Exercise prompt: In the material below, identify each line bearing the word "republiky". Reproduce those lines.

[Data records]
──────────────────────────────
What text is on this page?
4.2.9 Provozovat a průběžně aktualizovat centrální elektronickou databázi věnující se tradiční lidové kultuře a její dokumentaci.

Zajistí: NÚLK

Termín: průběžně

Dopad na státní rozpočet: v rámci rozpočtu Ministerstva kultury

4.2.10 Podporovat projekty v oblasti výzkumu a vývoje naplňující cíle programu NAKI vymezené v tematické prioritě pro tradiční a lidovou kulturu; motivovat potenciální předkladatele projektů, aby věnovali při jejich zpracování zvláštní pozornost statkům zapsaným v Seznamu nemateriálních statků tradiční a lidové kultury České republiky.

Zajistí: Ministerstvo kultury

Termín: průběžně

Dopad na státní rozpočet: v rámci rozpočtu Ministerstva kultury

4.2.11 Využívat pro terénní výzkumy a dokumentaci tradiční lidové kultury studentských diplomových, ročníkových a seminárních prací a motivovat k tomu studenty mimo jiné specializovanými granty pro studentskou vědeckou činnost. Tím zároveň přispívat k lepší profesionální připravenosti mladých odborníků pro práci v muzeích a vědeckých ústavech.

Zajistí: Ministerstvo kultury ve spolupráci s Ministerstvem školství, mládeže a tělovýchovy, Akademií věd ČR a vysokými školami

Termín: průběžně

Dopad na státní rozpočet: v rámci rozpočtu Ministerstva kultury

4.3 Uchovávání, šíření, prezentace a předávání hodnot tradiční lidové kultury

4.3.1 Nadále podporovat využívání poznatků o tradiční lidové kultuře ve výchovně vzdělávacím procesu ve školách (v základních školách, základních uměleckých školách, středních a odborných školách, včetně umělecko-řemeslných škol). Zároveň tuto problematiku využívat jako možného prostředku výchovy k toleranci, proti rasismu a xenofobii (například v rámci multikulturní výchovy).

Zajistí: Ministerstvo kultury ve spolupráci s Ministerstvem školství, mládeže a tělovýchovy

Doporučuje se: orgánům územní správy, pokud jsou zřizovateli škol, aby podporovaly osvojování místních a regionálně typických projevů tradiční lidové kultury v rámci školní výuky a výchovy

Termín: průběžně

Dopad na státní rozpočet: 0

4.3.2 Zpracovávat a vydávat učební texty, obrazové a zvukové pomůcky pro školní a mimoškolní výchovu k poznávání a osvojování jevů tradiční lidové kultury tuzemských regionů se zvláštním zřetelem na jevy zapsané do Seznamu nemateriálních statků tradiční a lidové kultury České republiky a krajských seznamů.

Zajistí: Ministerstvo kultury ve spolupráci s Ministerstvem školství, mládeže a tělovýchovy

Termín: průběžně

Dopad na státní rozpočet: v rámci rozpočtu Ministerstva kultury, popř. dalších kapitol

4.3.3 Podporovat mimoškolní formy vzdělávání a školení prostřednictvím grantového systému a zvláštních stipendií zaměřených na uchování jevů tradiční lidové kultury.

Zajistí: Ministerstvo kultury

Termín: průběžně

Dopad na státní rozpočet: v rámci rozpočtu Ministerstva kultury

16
──────────────────────────────
Final result:
4.2.10 Podporovat projekty v oblasti výzkumu a vývoje naplňující cíle programu NAKI vymezené v tematické prioritě pro tradiční a lidovou kulturu; motivovat potenciální předkladatele projektů, aby věnovali při jejich zpracování zvláštní pozornost statkům zapsaným v Seznamu nemateriálních statků tradiční a lidové kultury České republiky.
4.3.2 Zpracovávat a vydávat učební texty, obrazové a zvukové pomůcky pro školní a mimoškolní výchovu k poznávání a osvojování jevů tradiční lidové kultury tuzemských regionů se zvláštním zřetelem na jevy zapsané do Seznamu nemateriálních statků tradiční a lidové kultury České republiky a krajských seznamů.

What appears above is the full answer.